## To do
Every line that holds "settings" should be shown.

* START Records shown *

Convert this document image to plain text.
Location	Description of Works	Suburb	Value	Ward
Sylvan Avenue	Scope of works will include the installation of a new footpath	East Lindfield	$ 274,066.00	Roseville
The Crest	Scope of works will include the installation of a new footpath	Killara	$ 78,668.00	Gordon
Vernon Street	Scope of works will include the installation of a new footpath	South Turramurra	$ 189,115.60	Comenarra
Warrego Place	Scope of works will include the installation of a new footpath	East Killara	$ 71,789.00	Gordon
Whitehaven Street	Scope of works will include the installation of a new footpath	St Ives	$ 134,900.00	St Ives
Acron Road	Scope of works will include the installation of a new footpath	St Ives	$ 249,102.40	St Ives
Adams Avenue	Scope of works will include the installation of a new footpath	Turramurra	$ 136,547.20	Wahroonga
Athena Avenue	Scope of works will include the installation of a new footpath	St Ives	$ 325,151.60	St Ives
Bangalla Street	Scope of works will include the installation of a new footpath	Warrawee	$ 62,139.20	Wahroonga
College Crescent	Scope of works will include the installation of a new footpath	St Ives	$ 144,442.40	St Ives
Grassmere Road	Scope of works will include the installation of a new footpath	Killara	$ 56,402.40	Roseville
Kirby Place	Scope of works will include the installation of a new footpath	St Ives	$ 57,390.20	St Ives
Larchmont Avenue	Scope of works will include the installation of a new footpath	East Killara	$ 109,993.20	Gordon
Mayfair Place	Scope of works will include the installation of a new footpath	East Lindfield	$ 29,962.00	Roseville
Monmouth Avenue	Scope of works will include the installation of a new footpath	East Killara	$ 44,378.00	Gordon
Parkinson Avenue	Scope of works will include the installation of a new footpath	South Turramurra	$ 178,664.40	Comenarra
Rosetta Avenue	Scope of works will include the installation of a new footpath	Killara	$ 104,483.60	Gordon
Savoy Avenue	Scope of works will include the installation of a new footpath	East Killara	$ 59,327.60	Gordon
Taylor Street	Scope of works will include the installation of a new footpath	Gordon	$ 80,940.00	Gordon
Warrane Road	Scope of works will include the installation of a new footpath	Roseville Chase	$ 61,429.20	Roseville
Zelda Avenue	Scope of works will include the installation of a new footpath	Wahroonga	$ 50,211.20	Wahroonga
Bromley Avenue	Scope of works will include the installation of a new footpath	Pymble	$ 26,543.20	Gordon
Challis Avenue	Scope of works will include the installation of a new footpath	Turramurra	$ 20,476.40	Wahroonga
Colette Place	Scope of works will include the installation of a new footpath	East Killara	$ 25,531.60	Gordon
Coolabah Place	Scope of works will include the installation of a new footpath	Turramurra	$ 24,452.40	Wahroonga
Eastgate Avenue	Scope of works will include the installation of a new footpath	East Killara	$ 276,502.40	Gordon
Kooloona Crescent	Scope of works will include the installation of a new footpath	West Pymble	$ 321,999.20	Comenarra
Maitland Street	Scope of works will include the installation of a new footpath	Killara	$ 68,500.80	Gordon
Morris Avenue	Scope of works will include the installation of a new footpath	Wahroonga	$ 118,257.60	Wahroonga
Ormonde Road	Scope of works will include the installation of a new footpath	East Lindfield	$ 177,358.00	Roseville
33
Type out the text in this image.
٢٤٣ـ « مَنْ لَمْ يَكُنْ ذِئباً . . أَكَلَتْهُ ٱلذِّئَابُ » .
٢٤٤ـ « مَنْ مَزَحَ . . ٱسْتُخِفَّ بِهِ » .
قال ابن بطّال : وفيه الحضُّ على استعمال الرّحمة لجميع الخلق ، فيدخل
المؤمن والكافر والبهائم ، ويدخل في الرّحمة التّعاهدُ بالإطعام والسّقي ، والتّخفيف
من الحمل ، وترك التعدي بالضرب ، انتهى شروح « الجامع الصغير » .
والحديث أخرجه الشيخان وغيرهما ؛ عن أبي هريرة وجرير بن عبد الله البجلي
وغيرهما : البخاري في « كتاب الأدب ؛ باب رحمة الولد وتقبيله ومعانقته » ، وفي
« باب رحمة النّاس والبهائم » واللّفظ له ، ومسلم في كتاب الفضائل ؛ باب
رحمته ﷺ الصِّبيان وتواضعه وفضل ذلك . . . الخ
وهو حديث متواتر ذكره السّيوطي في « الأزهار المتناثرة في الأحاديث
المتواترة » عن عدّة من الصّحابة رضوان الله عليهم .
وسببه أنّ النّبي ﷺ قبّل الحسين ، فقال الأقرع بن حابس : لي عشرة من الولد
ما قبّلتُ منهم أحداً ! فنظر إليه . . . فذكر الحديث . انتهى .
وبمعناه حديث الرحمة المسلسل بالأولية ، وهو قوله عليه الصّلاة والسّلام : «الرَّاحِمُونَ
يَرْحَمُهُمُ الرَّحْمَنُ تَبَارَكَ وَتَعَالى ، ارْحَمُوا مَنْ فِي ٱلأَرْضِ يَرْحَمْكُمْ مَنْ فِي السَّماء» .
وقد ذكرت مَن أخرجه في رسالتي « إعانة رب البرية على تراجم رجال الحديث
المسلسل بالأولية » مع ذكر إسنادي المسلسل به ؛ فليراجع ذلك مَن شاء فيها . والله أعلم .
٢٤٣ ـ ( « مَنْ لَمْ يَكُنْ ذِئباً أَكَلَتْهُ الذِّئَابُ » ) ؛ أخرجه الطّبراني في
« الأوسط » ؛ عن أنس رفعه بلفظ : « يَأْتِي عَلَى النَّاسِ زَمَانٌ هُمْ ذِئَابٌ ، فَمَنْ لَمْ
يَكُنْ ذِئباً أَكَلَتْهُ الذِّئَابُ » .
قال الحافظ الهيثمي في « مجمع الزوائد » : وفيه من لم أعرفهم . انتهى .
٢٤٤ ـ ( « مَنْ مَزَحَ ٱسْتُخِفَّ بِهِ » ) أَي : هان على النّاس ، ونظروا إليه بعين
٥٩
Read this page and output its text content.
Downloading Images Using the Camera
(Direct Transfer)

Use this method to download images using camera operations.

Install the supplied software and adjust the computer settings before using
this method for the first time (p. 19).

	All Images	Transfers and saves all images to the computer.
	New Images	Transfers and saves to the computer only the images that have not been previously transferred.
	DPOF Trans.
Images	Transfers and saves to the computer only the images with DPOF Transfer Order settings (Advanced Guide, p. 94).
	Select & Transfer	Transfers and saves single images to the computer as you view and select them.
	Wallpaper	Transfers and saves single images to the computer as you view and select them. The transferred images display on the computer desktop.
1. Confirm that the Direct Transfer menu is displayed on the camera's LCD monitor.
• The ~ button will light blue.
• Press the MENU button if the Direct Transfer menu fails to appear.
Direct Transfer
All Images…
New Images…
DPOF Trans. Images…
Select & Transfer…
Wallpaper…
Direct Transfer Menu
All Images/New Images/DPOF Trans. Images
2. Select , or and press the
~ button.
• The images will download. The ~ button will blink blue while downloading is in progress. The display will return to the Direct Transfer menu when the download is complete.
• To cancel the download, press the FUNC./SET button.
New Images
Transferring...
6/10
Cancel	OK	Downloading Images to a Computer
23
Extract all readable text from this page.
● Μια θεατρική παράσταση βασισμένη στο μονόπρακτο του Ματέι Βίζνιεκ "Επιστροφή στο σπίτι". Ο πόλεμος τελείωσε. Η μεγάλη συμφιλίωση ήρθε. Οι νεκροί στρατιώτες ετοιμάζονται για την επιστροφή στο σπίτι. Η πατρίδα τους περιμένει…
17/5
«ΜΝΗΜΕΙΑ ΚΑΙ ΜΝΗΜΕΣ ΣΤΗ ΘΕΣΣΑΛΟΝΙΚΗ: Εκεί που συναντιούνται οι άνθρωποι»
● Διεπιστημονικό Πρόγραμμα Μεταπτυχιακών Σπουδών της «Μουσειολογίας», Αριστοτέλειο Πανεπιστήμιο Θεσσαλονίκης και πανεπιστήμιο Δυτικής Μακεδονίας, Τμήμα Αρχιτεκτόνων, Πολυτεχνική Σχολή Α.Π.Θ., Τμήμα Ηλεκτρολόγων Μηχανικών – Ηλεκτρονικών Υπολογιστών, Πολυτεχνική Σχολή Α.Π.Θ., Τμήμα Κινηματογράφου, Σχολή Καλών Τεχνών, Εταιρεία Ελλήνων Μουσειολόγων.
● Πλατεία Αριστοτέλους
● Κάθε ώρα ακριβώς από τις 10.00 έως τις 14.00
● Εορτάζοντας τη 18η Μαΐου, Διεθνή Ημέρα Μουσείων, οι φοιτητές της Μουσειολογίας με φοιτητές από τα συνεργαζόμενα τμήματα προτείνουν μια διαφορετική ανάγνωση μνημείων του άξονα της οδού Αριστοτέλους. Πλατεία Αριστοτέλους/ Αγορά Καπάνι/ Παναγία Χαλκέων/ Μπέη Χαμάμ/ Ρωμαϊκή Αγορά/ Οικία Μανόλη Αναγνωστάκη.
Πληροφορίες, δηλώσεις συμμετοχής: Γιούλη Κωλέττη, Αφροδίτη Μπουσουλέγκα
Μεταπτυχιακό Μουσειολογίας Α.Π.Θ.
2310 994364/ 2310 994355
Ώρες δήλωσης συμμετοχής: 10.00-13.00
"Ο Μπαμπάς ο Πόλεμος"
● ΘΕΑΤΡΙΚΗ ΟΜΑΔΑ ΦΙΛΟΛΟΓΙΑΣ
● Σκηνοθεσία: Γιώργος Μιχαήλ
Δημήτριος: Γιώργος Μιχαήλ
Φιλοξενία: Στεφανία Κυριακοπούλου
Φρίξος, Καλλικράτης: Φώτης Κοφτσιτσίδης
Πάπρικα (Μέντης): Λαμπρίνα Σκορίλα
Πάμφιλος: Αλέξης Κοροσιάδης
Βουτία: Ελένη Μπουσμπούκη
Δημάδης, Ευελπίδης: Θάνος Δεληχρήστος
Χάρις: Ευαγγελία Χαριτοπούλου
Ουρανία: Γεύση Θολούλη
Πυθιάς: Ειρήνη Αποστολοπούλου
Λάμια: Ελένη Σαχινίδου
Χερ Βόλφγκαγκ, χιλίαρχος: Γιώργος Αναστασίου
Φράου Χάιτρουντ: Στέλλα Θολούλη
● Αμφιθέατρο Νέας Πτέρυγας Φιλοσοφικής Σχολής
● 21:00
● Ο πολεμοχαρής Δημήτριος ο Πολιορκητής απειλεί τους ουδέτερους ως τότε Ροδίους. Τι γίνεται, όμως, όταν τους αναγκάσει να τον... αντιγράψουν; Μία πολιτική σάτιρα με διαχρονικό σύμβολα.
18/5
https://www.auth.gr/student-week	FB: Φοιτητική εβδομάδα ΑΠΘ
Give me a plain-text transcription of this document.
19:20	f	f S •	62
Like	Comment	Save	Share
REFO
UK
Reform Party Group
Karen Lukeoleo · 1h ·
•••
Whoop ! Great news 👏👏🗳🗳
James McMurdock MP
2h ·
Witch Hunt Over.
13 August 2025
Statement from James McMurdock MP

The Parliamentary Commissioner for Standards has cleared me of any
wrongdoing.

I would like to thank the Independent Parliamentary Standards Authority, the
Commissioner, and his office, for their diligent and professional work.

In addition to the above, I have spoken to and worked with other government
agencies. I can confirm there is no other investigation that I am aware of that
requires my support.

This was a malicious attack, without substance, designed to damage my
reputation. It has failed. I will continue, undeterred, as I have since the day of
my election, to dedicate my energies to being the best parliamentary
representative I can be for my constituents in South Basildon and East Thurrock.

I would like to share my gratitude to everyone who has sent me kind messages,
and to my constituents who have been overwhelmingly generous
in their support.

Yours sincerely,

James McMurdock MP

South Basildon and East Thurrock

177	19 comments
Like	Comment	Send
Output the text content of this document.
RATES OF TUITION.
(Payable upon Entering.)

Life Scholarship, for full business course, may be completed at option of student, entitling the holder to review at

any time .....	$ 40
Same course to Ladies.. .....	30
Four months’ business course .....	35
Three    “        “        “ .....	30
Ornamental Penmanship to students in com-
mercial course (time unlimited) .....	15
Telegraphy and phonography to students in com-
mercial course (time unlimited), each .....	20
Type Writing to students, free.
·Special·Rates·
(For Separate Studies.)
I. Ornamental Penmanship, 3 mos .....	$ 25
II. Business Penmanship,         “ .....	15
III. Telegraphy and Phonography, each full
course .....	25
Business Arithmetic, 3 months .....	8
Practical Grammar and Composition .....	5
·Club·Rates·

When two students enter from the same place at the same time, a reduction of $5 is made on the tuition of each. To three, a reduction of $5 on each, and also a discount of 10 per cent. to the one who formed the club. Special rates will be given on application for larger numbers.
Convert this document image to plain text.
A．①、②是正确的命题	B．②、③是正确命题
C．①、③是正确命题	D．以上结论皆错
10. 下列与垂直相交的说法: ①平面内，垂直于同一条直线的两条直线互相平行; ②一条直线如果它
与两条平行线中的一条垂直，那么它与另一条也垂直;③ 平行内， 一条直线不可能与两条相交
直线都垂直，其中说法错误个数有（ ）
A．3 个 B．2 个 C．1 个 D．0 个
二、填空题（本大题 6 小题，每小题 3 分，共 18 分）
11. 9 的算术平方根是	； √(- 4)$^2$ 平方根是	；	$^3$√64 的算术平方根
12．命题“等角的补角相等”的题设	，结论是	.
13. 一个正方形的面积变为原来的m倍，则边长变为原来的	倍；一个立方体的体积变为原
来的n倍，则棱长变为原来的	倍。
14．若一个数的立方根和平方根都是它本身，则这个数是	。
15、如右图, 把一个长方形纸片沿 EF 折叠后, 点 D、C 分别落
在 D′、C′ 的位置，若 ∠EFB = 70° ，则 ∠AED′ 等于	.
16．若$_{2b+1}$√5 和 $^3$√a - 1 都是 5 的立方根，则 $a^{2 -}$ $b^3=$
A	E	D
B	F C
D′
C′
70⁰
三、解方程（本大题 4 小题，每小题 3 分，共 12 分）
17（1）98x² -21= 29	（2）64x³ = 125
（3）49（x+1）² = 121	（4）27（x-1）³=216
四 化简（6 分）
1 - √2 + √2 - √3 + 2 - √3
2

* END Records shown *

## Final result
Install the supplied software and adjust the computer settings before using
Images	Transfers and saves to the computer only the images with DPOF Transfer Order settings (Advanced Guide, p. 94).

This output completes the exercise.